◆ SHORT EXERCISE ◆
Please pull out every line that includes the string "title".

Excerpt from a dataset:
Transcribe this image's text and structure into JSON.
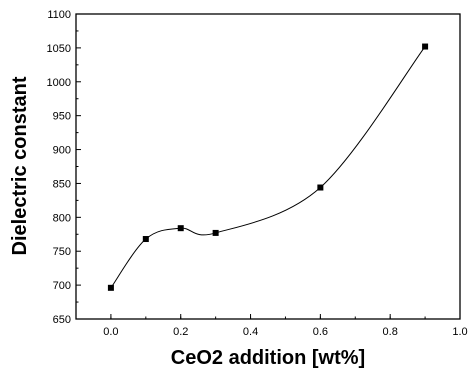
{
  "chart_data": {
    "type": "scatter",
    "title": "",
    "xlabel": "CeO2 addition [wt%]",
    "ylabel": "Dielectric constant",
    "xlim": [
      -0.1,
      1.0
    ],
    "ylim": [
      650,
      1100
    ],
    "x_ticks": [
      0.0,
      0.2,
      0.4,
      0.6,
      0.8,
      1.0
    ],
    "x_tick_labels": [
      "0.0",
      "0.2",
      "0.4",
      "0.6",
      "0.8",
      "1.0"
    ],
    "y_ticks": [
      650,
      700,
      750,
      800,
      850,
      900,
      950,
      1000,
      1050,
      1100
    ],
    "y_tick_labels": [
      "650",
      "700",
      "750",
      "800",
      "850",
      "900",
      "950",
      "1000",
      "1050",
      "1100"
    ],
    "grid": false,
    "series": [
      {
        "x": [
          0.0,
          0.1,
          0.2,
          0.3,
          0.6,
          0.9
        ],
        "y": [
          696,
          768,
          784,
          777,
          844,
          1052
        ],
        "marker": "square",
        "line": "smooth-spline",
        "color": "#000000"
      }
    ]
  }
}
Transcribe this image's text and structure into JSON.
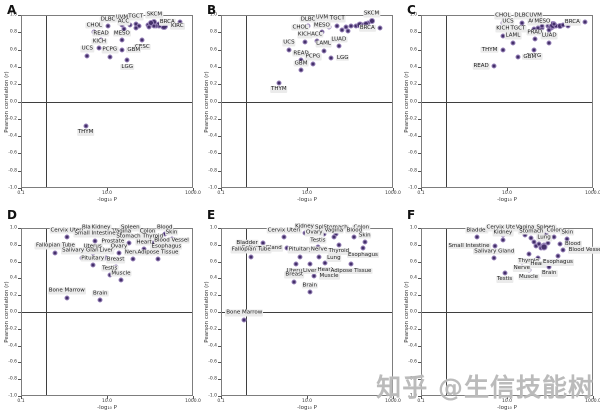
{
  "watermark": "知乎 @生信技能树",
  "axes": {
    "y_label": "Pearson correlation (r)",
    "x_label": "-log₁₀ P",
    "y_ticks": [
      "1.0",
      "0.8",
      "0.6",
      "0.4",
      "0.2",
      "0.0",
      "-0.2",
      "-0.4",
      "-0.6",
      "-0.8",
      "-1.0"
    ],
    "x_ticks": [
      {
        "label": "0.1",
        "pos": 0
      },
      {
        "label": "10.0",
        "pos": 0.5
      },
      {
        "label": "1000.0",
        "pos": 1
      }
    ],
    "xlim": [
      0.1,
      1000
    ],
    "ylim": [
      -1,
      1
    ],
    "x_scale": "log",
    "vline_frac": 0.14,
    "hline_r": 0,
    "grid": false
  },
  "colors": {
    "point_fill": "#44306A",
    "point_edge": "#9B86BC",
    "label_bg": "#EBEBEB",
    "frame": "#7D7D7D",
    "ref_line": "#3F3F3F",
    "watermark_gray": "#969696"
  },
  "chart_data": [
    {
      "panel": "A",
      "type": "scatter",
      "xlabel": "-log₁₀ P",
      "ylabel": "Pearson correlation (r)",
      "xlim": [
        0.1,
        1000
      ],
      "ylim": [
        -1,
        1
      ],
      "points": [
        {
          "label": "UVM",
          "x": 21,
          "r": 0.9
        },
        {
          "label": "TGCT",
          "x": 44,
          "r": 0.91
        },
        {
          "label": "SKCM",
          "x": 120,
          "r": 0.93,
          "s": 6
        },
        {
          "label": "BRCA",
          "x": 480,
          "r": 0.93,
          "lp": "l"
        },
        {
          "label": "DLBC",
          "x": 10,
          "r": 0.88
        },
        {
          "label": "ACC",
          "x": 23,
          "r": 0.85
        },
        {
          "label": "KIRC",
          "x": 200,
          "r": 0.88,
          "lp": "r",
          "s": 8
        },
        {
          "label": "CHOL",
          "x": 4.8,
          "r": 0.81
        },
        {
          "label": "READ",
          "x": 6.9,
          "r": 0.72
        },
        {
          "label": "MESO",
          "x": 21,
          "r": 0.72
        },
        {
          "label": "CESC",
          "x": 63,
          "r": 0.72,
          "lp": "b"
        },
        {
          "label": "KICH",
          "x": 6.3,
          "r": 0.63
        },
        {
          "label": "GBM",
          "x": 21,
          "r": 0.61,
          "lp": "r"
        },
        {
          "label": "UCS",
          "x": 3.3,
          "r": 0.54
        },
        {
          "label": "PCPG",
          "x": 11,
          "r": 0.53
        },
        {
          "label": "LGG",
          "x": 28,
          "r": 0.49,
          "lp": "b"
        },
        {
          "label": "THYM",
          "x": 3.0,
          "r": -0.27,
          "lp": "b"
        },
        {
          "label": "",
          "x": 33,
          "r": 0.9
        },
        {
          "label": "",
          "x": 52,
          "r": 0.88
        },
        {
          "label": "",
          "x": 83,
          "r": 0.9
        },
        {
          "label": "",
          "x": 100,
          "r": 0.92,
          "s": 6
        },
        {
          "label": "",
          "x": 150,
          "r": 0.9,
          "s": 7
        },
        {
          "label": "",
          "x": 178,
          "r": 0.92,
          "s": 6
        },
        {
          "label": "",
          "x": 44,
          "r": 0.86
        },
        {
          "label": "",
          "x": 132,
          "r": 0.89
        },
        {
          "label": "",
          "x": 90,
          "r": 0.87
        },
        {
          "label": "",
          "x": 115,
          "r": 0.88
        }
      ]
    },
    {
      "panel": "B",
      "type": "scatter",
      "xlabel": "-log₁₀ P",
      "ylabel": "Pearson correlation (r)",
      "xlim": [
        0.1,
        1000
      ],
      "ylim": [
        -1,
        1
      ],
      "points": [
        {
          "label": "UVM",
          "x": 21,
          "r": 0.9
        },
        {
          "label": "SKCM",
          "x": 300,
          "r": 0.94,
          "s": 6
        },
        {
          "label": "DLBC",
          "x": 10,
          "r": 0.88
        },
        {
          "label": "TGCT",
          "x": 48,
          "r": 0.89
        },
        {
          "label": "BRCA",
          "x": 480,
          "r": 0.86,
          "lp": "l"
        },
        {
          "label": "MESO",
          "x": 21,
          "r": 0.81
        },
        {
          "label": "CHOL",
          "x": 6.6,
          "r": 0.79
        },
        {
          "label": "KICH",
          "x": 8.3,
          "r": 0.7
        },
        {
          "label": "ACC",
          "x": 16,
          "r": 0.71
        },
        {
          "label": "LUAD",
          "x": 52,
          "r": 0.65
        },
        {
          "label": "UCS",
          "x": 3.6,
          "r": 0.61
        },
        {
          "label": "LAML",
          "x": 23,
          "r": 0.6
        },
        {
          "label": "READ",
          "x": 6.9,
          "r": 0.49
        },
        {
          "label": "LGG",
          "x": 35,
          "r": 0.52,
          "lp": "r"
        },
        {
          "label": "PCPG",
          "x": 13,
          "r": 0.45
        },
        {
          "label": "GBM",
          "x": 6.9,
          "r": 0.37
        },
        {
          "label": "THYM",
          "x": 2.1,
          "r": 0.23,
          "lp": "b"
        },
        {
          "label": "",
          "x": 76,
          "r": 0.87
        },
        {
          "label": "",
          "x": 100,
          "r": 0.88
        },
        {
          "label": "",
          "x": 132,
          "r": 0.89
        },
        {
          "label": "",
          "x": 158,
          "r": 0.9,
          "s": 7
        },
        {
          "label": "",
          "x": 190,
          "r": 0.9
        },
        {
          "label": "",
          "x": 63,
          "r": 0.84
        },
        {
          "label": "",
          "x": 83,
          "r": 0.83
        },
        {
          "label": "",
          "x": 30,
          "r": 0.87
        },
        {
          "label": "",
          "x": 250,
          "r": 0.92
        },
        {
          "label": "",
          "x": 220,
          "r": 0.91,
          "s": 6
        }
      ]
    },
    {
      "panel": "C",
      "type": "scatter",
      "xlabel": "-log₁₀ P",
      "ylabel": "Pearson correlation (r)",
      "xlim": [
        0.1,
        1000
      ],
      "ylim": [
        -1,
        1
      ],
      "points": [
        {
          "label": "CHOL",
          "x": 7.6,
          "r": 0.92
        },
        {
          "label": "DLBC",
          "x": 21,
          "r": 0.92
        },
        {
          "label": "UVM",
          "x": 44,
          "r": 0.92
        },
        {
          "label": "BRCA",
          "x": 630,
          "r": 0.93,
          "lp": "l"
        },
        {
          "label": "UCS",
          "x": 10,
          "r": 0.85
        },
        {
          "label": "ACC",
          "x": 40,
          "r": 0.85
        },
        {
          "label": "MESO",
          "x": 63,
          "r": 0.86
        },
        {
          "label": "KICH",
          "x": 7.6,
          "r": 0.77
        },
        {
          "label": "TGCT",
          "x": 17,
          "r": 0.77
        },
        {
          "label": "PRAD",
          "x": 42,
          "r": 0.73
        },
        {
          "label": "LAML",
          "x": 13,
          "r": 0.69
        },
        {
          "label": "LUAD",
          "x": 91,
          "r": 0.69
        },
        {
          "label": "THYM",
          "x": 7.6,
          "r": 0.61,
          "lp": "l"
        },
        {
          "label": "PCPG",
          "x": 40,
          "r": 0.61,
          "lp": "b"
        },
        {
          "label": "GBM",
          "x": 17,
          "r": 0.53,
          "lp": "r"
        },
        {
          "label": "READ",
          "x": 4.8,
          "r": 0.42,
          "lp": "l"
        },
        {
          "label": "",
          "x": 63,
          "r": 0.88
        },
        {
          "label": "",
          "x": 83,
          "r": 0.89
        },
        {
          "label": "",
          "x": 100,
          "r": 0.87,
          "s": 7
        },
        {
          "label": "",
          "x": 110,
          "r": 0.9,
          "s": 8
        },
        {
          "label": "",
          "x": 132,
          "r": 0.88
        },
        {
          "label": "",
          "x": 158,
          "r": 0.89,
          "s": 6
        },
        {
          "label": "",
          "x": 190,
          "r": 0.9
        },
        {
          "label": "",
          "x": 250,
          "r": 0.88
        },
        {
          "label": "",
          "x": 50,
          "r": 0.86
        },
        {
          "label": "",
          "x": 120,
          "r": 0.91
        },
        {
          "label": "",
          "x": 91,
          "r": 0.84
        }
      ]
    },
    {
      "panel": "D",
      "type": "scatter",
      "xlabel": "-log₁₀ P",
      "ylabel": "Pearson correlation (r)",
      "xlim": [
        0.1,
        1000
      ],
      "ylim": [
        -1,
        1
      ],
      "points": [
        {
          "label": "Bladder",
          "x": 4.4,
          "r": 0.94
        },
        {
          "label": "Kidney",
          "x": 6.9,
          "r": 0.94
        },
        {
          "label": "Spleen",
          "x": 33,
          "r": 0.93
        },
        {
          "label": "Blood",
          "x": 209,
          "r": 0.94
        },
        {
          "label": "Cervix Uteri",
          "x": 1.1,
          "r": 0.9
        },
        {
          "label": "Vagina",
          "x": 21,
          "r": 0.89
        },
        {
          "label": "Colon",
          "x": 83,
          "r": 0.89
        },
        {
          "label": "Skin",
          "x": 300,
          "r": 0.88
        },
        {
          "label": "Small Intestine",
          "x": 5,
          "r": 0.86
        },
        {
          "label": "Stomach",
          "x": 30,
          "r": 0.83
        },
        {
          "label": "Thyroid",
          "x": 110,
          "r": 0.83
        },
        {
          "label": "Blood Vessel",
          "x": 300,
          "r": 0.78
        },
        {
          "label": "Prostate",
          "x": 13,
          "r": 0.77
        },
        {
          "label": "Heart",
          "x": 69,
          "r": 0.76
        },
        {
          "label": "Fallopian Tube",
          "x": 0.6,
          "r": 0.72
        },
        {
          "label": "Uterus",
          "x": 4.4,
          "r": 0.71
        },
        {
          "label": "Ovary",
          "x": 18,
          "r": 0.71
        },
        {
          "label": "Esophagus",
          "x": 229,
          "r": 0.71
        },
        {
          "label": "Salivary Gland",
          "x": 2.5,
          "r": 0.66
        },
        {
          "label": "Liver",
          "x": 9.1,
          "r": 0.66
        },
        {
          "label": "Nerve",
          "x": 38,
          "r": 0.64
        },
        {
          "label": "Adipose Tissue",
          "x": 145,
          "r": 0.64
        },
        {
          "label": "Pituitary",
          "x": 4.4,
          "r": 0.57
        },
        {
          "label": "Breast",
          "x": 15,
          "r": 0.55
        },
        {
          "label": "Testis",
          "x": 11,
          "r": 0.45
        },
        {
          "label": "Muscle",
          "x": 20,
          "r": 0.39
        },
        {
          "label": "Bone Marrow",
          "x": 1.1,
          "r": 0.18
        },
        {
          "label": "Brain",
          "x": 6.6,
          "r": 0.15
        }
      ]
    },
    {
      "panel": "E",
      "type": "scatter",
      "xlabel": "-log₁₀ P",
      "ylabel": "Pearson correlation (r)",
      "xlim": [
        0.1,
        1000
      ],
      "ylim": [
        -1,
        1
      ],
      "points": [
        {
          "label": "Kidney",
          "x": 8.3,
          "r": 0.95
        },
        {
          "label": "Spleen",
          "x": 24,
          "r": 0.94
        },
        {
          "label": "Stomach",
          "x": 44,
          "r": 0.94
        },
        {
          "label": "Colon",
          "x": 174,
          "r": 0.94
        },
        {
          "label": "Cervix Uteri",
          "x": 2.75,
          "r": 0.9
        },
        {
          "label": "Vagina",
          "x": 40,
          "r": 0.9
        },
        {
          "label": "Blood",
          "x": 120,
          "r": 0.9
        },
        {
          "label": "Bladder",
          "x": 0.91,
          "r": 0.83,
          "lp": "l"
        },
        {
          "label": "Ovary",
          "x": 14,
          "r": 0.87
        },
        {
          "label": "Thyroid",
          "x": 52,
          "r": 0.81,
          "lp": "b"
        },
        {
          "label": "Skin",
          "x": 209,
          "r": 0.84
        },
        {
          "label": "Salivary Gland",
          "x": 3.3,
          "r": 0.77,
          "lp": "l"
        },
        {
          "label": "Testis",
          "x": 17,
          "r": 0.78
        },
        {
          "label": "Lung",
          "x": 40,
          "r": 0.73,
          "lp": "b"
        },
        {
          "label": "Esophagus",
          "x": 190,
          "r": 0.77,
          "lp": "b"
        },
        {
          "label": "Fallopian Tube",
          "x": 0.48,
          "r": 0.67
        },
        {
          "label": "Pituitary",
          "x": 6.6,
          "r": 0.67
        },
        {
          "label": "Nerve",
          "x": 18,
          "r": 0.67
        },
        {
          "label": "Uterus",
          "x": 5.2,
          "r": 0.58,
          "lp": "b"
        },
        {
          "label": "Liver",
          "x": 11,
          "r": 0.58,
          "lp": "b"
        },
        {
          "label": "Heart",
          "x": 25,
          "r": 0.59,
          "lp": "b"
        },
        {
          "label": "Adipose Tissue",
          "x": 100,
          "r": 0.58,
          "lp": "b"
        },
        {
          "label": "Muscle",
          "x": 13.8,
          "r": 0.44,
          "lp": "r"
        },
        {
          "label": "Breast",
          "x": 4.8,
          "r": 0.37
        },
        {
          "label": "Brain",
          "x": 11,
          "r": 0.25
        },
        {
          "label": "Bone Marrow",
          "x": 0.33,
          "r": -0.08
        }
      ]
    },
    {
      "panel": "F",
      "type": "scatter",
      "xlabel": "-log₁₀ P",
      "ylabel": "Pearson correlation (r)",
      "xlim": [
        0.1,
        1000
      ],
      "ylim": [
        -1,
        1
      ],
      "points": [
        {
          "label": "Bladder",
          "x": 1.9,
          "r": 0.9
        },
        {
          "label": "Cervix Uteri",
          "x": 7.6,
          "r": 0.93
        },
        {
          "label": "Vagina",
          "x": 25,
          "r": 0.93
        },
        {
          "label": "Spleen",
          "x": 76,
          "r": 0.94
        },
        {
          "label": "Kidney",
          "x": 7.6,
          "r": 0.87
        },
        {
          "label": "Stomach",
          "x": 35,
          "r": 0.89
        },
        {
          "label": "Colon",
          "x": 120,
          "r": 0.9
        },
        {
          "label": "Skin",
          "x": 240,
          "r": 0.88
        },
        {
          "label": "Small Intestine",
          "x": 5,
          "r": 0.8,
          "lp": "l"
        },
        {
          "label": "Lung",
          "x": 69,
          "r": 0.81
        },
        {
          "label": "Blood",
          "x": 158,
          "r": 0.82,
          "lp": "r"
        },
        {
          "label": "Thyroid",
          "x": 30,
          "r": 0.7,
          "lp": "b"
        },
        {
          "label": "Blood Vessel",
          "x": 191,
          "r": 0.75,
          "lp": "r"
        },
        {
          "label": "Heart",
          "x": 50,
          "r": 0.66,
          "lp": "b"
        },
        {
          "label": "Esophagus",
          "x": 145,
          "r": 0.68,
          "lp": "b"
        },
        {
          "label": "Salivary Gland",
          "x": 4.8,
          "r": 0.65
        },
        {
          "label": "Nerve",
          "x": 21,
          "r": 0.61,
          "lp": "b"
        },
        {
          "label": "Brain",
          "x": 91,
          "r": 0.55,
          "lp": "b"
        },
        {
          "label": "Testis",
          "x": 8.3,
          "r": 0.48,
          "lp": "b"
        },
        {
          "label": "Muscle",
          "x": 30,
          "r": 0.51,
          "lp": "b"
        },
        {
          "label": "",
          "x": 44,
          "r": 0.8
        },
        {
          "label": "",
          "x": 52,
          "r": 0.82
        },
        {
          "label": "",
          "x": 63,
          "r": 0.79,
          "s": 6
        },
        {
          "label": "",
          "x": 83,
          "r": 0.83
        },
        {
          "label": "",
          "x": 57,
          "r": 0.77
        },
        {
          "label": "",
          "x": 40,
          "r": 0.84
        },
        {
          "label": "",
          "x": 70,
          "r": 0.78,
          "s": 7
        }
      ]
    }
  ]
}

--

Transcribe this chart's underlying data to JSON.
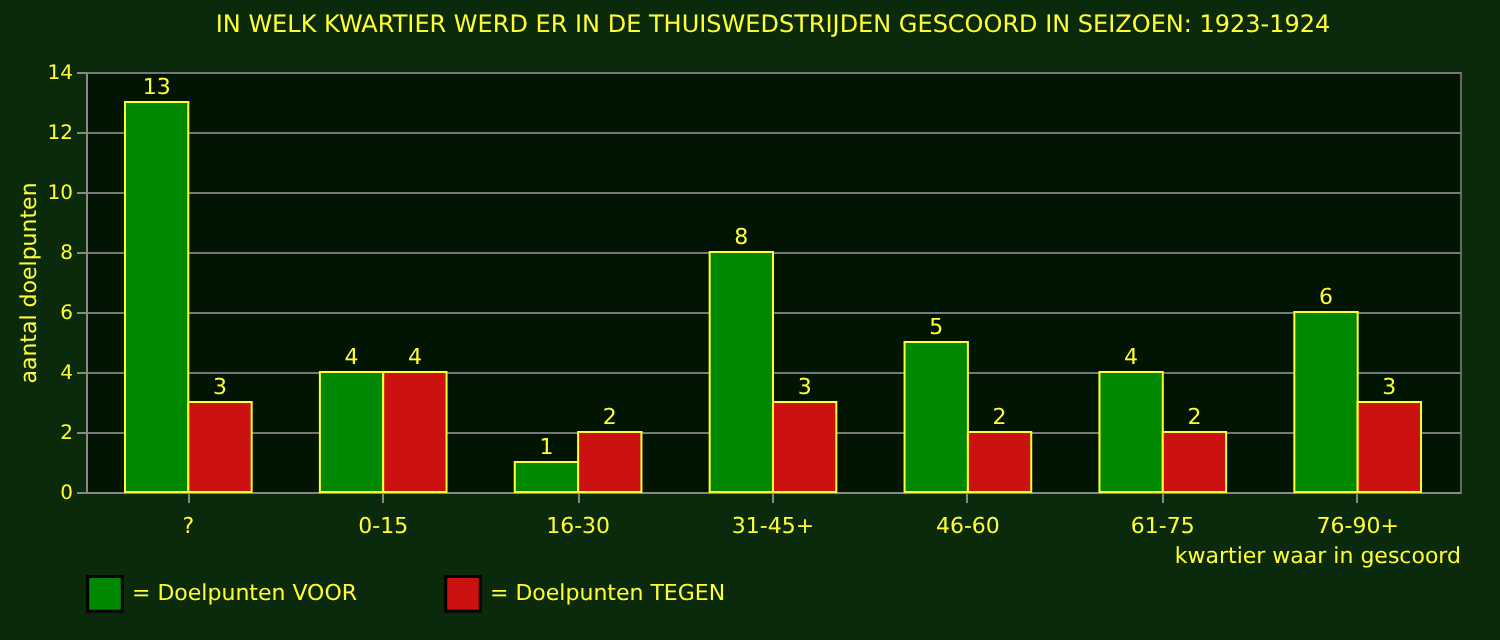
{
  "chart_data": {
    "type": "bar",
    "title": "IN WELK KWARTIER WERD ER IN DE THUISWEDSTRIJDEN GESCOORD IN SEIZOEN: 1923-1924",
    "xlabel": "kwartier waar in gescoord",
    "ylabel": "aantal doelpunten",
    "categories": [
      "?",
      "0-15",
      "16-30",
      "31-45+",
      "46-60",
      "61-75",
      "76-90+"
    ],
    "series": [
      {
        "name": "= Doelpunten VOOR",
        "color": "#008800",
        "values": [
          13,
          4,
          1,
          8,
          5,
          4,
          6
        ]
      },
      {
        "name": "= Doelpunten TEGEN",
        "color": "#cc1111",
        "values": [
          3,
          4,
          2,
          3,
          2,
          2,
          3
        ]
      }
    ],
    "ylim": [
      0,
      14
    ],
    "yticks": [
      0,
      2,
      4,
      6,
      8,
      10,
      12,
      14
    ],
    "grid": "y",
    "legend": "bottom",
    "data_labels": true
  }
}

◆ REPLY TO THE EXERCISE ◆
    "title": "",
    "title": "IN WELK KWARTIER WERD ER IN DE THUISWEDSTRIJDEN GESCOORD IN SEIZOEN: 1923-1924",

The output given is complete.